**Exercise task:** Show, in full, each line of the data that contains "this".

## start Data extract

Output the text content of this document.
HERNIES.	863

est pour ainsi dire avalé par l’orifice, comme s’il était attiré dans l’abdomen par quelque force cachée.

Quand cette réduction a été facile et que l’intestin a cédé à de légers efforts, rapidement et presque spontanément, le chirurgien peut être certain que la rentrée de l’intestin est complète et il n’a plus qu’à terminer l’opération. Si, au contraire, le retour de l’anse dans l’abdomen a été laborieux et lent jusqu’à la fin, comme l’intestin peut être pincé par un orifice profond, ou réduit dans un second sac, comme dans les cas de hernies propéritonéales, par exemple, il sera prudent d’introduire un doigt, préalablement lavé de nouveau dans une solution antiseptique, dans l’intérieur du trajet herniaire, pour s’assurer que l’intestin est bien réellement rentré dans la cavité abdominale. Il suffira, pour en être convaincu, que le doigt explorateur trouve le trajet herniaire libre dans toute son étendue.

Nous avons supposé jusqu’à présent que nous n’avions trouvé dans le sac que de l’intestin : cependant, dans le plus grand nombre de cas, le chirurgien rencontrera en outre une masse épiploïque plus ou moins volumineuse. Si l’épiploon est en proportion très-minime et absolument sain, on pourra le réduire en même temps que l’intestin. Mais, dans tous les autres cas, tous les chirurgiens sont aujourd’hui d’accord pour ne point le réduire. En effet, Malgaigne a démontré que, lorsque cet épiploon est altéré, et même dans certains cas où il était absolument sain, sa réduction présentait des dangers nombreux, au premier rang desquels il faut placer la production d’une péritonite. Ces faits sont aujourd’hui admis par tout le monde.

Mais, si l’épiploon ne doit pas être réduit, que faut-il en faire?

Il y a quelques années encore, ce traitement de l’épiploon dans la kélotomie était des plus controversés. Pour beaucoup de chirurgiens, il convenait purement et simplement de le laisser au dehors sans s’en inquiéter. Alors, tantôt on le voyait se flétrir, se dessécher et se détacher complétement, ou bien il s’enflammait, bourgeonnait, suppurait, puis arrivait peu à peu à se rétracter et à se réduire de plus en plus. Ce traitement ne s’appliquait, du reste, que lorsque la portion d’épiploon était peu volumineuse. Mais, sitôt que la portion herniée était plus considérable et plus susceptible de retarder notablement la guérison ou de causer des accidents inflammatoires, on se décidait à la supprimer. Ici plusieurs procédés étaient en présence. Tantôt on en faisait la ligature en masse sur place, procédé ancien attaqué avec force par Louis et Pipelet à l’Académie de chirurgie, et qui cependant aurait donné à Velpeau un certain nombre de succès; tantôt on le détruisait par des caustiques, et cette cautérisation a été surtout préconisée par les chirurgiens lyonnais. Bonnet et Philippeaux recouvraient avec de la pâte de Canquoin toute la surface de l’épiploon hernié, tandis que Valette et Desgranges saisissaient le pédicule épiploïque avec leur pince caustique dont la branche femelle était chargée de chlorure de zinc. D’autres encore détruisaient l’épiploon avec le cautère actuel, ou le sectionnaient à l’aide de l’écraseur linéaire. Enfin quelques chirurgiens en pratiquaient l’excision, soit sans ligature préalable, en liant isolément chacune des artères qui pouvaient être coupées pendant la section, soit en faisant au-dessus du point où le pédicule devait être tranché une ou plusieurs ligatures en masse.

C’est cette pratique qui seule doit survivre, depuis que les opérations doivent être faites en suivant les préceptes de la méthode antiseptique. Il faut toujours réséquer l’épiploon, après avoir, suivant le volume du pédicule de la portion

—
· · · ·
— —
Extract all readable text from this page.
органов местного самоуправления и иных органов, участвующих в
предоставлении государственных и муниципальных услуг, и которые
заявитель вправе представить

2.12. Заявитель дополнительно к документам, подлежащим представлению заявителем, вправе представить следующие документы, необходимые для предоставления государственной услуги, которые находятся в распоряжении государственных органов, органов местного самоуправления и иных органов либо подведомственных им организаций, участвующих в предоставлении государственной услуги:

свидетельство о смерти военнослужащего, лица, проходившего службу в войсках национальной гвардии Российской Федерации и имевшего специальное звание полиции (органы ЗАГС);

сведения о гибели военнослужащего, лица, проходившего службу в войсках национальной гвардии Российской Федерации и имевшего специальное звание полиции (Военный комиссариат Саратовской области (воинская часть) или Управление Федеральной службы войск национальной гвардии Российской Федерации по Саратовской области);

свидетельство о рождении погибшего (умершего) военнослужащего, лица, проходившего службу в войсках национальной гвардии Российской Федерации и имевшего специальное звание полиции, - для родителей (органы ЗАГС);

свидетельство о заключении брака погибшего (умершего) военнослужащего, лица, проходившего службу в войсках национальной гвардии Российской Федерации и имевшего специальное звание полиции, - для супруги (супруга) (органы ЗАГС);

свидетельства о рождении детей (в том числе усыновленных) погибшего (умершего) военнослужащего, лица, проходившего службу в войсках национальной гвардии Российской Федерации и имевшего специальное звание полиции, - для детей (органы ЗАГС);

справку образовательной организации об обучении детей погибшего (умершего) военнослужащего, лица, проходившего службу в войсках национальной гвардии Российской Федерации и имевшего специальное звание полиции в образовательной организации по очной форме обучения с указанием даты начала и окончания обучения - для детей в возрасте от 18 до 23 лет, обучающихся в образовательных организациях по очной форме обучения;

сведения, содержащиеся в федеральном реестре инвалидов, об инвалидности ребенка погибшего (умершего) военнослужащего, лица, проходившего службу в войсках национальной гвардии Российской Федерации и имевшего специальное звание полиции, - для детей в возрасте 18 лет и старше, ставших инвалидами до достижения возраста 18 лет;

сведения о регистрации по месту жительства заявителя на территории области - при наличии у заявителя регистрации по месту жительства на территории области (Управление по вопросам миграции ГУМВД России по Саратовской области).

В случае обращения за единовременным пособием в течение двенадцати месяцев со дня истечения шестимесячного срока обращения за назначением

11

## end Data extract

**Solved exercise:**
Output the text content of this document.
Extract all readable text from this page.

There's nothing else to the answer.